** start Excerpt provided **

Is Tiger tourism good for tiger preservation?

For centuries, the prospect of spotting a Bengal tiger in the wild has been a highlight of visiting India. Now the Government is to end the spectacle amid fears that the species is being “loved to death” by visitors desperate for a glimpse of tigers in the wild.
A count in February 2008 showed that India’s tiger population had plummeted to 1,411 animals, down from 3,642 in 2002. The latest figure is disputed, however. Some experts say that there may be only 800 wild tigers in India today and that the species could be rendered extinct in five years.
According to government officials, the species has already disappeared or is in danger of becoming extinct in 16 reserves. A century ago, when tiger hunting was a favourite pastime of Raj-era dignitaries, there were an estimated 40,000 in India.
 
The decline is largely due to poaching, but habitat damage caused by tourism has also reached critical levels, experts say. “Seeing a wild tiger has become a kind of status symbol,” M. K. Ranjitsinh, chairman of the Wildlife Trust of India, said. “People do not realise the harm to the broader ecosystem. They are loving the tiger to death.”

Tourists, whether in vehicles or on top of elephants, destroy the high grassland in which the big cats hunt, and drive away their prey, Mr Ranjitsinh said. In many parks, lodges have been built in core reserve areas while hotels block the corridors that tigers use to travel from one territory or reserve to another.

** end Excerpt provided **
** start Data provided **

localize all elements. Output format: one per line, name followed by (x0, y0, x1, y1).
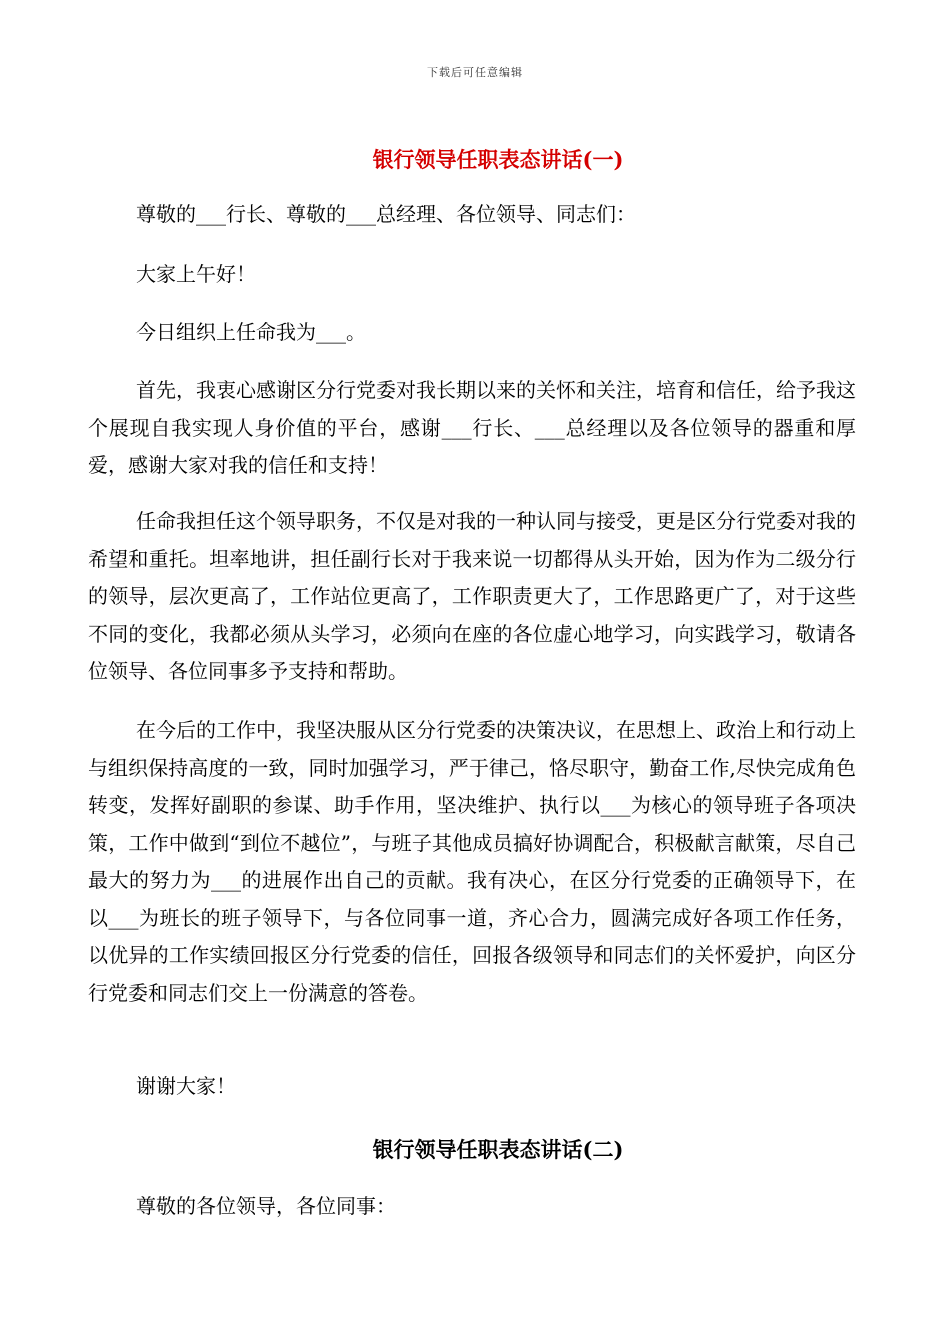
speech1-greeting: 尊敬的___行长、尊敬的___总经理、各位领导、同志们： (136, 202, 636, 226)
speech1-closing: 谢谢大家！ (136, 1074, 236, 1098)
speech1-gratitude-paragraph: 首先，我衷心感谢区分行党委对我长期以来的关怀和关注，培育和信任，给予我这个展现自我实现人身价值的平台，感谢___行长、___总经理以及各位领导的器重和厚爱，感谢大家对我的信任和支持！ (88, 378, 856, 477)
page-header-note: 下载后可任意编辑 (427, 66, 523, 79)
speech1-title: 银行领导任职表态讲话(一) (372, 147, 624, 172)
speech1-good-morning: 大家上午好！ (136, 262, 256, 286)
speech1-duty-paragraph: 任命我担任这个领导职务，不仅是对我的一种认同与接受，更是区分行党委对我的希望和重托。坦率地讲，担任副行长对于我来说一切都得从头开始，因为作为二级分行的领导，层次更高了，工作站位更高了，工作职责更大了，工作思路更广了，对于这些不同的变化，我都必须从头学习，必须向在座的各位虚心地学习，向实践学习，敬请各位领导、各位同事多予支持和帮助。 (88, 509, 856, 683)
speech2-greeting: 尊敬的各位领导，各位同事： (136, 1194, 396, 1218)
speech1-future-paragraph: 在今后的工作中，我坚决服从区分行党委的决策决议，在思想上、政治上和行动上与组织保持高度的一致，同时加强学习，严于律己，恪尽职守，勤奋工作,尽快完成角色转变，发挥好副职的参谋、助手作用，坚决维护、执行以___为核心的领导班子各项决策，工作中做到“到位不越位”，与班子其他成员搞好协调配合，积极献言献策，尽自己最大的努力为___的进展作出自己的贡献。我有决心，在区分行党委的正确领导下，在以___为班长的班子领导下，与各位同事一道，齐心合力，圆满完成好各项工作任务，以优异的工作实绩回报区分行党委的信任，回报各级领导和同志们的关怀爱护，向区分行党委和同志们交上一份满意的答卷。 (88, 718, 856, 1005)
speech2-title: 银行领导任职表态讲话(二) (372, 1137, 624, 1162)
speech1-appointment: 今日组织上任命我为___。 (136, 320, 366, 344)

** end Data provided **

> **Problems to work on**:
A: From the excerpt on tiger tourism, set down the passage starting with "According to government" and going on through "40,000 in India.", word for word.
B: Resume the excerpt on tiger tourism in India, picking up right after its final sentence.

> **Answers below**:
A:
According to government officials, the species has already disappeared or is in danger of becoming extinct in 16 reserves. A century ago, when tiger hunting was a favourite pastime of Raj-era dignitaries, there were an estimated 40,000 in India.

B:
But not everybody feels this way.  Lara Benfield of Steppes Discovery, a travel company which specialises in arranging tailor made holidays to exotic destinations, believes there are many reasons why tourism saves tigers.  "For six years, I (and many others) have been saying to NTCA and Forest Department that where tourism exists, tigers are still surviving. Alternative livelihoods and the presence of tourists prevents destructive activities such as marginal farming, poaching, grazing and forestry.  Forest staff are paid better and are accountable for their work.  Tourism channels resources into the regions and enables the millions of people who care about nature to visit them.  In turn this provides millions of additional finance in the Forest department’s coffers to return into conservation efforts." she says.

"Habitats that have no visiting tourist are in a desperately poor state of health; overgrazed and burnt - simply ‘unloved’. You don’t have to be a wildlife research scientist to see this! I am not justifying the damage mass tourism can cause (outside of park boundaries of course) - a lot of it is poor and unsustainable.  For years I have been advocating better rules, regulations and ENFORCEMENT." she adds.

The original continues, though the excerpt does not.